§ **AIM**
Output, word for word, every line from the line with "Convert this screenshot" through the final line of the data below.

# start of DATA LINES

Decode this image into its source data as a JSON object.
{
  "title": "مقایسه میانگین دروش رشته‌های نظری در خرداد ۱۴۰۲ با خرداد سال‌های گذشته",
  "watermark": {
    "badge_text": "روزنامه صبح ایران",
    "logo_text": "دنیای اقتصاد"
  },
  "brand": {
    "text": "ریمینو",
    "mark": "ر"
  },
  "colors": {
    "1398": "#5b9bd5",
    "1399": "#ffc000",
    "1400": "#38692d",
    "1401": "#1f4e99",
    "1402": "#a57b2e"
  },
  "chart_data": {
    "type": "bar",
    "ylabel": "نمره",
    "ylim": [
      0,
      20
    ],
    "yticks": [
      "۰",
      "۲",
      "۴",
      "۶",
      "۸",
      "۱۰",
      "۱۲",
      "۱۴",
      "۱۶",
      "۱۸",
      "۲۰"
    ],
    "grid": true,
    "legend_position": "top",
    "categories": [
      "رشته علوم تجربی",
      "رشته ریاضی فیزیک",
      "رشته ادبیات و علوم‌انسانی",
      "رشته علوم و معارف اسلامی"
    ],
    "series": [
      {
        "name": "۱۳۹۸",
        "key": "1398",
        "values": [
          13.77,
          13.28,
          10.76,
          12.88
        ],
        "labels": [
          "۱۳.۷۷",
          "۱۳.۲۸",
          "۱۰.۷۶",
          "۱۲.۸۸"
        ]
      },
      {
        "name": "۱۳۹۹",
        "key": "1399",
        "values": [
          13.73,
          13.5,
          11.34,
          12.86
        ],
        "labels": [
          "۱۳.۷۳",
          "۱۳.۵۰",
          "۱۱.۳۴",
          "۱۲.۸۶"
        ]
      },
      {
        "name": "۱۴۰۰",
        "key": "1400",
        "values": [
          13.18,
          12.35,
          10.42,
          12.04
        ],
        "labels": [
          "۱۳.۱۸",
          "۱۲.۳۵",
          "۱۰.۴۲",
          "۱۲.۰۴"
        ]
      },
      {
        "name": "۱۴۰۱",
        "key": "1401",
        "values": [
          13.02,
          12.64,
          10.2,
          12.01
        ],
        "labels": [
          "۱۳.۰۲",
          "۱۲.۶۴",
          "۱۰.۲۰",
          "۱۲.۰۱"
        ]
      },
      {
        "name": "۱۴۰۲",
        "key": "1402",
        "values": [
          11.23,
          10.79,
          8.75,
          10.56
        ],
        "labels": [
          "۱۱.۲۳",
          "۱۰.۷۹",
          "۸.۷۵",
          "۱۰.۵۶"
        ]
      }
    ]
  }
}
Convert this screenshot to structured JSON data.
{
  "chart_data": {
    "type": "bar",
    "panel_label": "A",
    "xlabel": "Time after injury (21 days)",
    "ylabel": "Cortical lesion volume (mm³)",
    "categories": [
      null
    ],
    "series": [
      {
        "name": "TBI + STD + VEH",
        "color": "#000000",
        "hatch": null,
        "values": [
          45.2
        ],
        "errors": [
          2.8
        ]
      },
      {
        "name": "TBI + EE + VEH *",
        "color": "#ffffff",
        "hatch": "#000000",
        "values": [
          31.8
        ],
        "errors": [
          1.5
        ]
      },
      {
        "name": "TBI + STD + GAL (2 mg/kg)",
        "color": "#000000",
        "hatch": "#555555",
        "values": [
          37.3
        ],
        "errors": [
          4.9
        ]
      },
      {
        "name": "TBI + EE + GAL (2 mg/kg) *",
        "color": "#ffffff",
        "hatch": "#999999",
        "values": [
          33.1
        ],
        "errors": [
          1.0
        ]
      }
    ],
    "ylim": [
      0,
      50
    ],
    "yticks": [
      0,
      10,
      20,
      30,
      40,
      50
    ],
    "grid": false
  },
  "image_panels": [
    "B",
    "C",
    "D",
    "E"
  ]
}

# end of DATA LINES

§ **COMPLETED TASK**
Convert this screenshot to structured JSON data.
{
  "chart_data": {
    "type": "bar",
    "panel_label": "A",
    "xlabel": "Time after injury (21 days)",
    "ylabel": "Cortical lesion volume (mm³)",
    "categories": [
      null
    ],
    "series": [
      {
        "name": "TBI + STD + VEH",
        "color": "#000000",
        "hatch": null,
        "values": [
          45.2
        ],
        "errors": [
          2.8
        ]
      },
      {
        "name": "TBI + EE + VEH *",
        "color": "#ffffff",
        "hatch": "#000000",
        "values": [
          31.8
        ],
        "errors": [
          1.5
        ]
      },
      {
        "name": "TBI + STD + GAL (2 mg/kg)",
        "color": "#000000",
        "hatch": "#555555",
        "values": [
          37.3
        ],
        "errors": [
          4.9
        ]
      },
      {
        "name": "TBI + EE + GAL (2 mg/kg) *",
        "color": "#ffffff",
        "hatch": "#999999",
        "values": [
          33.1
        ],
        "errors": [
          1.0
        ]
      }
    ],
    "ylim": [
      0,
      50
    ],
    "yticks": [
      0,
      10,
      20,
      30,
      40,
      50
    ],
    "grid": false
  },
  "image_panels": [
    "B",
    "C",
    "D",
    "E"
  ]
}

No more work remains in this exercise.